> SELECTED TEXT
━━━━━━━━━━

1.
The nurse is preparing a client for surgery. What is the most effective method for obtaining an accurate blood pressure reading from the client?
Correct Answer
C. Use a cuff that is wide enough to cover two-thirds of the client’s upper arm.
Explanation
To obtain an accurate blood pressure reading, it is crucial to use a cuff that covers two-thirds of the client’s upper arm. Using an improperly sized cuff can lead to inaccurate readings, either overestimating or underestimating blood pressure. The width of the cuff should be sufficient to ensure accurate compression and measurement. A cuff that is too small may give falsely high readings, while one that is too large may give falsely low readings. Proper technique is essential for reliable assessment and treatment planning.
2.
Which of the following items on a client’s pre-surgery laboratory results would indicate a need to contact the surgeon?
Correct Answer
D. Hemoglobin 9.5 mg/dl.
Explanation
A hemoglobin level of 9.5 mg/dl suggests mild anemia, which can compromise the patient’s oxygen-carrying capacity. This is particularly concerning for surgery, as inadequate oxygen delivery to tissues can lead to perioperative complications, including delayed wound healing and increased risk of infection. The nurse should notify the surgeon to assess whether interventions such as a blood transfusion or iron supplementation are necessary before proceeding with the surgery. Monitoring hemoglobin levels is essential for optimizing patient outcomes and ensuring surgical safety.
3.
To prevent complications of immobility, which activities would help the nurse plan for the first postoperative day after a colon resection?
Correct Answer
B. Get the client out of bed and ambulate to a bedside chair.
Explanation
Early ambulation is key to preventing postoperative complications such as deep vein thrombosis (DVT), pulmonary embolism, and atelectasis. Mobilization promotes circulation, prevents blood pooling in the lower extremities, and enhances lung expansion. Encouraging the patient to move out of bed and sit in a chair as soon as medically feasible helps reduce the risk of complications related to prolonged immobility. The nurse should assess the patient’s pain level, provide assistance as needed, and reinforce the importance of movement in recovery.
4.
In the recovery room, the postoperative client suddenly becomes cyanotic. What is the most appropriate nursing action?
Correct Answer
C. Reposition the head and determine patency of the airway.
Explanation
Cyanosis indicates inadequate oxygenation, which can result from airway obstruction or respiratory distress. The priority intervention is to reposition the client’s head to open the airway, as a simple head-tilt or jaw-thrust maneuver can resolve obstruction in many cases. If cyanosis persists, additional measures, such as supplemental oxygen and emergency airway management, may be required. Immediate assessment and intervention are crucial to prevent hypoxia and ensure patient safety in the postoperative period.
5.
A client is scheduled for surgery in the morning. Preoperative orders have been written. What is most important to do before surgery?
Correct Answer
A. Have all consent forms signed.

━━━━━━━━━━

> DIRECTIONS
A. According to the surgical nursing quiz, how much of the client's upper arm should a blood pressure cuff cover?
B. Proceed with the surgical nursing quiz from the point where it stops.
This data has nothing to do with the surgical nursing quiz.

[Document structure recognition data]
━━━━━━━━━━

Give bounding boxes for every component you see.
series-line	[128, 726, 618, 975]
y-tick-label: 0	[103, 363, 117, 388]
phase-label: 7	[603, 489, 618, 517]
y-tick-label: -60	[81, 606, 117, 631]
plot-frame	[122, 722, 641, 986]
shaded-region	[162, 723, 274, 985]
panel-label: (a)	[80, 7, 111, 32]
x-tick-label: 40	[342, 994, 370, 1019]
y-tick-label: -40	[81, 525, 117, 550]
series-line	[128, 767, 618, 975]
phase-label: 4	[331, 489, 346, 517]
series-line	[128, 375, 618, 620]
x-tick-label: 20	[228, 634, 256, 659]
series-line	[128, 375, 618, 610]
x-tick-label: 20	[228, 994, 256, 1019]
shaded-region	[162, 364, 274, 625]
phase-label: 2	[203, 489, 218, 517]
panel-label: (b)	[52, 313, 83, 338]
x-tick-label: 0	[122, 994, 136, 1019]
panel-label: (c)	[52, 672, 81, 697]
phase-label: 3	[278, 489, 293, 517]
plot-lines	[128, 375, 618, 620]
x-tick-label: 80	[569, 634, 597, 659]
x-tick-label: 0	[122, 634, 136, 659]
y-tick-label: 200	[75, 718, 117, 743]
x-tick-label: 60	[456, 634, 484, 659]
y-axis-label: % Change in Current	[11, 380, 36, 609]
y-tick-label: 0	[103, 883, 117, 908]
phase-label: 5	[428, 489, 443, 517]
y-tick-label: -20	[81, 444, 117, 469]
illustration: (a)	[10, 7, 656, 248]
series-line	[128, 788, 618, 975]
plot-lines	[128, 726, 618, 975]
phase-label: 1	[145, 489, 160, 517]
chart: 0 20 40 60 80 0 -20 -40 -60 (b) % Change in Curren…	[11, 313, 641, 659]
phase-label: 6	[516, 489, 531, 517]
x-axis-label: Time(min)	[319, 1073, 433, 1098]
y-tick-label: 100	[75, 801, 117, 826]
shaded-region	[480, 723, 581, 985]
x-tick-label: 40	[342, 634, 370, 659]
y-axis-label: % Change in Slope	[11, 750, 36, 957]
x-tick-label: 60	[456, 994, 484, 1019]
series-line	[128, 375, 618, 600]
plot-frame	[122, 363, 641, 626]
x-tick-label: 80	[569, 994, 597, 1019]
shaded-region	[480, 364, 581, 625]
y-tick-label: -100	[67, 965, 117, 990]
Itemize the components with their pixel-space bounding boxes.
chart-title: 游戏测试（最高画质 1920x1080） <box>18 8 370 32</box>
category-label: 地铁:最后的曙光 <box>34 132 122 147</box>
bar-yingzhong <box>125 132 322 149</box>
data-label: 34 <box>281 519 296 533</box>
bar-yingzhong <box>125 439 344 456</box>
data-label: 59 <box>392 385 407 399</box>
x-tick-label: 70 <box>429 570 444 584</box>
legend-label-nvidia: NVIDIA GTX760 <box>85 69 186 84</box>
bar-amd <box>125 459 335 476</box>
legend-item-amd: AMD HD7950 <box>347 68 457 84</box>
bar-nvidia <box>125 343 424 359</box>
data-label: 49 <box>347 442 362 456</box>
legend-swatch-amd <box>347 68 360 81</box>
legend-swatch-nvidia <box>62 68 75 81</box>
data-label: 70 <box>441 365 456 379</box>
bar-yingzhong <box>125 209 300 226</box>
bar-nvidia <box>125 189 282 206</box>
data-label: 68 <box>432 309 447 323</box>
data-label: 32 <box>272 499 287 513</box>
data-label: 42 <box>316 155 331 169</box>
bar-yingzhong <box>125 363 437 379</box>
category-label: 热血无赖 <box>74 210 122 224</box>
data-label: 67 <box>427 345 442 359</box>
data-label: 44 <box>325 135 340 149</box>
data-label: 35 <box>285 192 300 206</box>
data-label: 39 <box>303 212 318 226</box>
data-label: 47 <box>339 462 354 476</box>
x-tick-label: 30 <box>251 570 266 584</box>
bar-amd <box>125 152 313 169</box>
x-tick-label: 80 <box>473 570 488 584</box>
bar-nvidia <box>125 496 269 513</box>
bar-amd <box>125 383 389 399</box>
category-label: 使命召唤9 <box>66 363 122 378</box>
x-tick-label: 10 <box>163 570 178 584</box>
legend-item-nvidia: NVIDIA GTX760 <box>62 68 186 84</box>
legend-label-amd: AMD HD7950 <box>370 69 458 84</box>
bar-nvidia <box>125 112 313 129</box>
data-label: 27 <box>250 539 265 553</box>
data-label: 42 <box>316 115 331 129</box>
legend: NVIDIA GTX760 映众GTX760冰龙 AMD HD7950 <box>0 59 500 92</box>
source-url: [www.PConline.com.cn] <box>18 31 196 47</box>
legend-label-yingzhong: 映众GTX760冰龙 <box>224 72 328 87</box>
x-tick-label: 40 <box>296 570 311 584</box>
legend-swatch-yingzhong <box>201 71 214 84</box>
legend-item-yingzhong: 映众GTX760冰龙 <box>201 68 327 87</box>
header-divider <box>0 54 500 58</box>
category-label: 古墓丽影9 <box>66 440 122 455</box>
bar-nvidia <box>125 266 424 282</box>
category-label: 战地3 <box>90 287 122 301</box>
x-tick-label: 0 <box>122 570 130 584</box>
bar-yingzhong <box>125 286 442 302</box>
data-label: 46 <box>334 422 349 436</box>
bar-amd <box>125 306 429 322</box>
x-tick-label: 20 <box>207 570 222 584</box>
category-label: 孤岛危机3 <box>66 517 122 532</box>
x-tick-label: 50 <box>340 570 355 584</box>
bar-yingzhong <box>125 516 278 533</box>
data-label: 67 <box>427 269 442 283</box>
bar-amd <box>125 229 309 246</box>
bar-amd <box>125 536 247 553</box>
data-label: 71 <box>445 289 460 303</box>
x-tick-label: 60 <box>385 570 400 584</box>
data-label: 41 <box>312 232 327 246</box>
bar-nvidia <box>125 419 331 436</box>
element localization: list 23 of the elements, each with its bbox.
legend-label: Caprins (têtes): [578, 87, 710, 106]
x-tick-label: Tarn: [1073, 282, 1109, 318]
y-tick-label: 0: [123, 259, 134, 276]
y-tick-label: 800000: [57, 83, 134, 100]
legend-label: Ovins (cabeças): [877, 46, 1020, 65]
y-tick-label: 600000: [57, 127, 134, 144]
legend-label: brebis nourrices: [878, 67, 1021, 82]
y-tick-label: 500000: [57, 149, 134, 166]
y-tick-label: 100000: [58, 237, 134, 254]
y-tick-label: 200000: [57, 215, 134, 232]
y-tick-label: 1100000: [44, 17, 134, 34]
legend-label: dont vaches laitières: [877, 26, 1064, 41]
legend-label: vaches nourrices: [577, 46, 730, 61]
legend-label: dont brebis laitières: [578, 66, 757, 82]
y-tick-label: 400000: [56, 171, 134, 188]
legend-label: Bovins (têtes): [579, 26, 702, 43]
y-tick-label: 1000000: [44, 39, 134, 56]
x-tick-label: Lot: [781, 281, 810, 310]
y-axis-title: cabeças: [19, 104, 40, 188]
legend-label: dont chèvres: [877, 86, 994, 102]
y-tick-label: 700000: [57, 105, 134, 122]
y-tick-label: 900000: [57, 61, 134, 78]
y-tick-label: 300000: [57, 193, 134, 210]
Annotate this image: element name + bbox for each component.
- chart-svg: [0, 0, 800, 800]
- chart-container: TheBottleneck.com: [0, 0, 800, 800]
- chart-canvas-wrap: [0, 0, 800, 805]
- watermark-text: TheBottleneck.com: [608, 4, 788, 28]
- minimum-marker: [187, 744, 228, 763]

━━━━━━━━━━

> REPLIES
A. Two-thirds of the client's upper arm.

B.
Explanation
Before surgery, obtaining informed consent is the highest priority. Informed consent ensures that the patient understands the procedure, potential risks, and available alternatives. This is both a legal and ethical requirement, protecting the patient’s autonomy and the medical team from liability. While other preoperative tasks are important, such as verifying lab results and removing jewelry, these do not take precedence over ensuring that the patient has provided explicit, informed permission for the surgery.
6.
The nurse is caring for a first-day postoperative surgical client. Prioritize the patient’s desired dietary progression. Arrange in sequence the dietary progression from 1 to 4:
1. Full liquid;
2. NPO;
3. Clear liquid;
4. Soft
Correct Answer
B. 2, 3, 1, 4
Explanation
Postoperative dietary progression is carefully structured to prevent complications such as nausea, vomiting, and ileus. The patient is initially kept NPO (nothing by mouth) to allow the digestive system to rest. Once the patient is stable, they are advanced to a clear liquid diet, followed by a full liquid diet, and finally, a soft diet as tolerated. This gradual progression helps reintroduce nutrients while minimizing gastrointestinal distress. Individual cases may require adjustments based on surgical type and patient response.
7.
A postoperative client receives a dinner tray with gelatin, pudding, and vanilla ice cream. Based on the foods on the client’s tray, what would the nurse anticipate the client’s current diet order to be:
Correct Answer
C. Full liquid diet
Explanation
Based on the provided food items (gelatin, pudding, and vanilla ice cream), the nurse would anticipate that the client's current diet order is a full liquid diet. A full liquid diet typically includes foods that are liquid at room temperature or turn into a liquid at body temperature. Gelatin, pudding, and liquid ice cream are consistent with the items allowed on a full liquid diet.
8.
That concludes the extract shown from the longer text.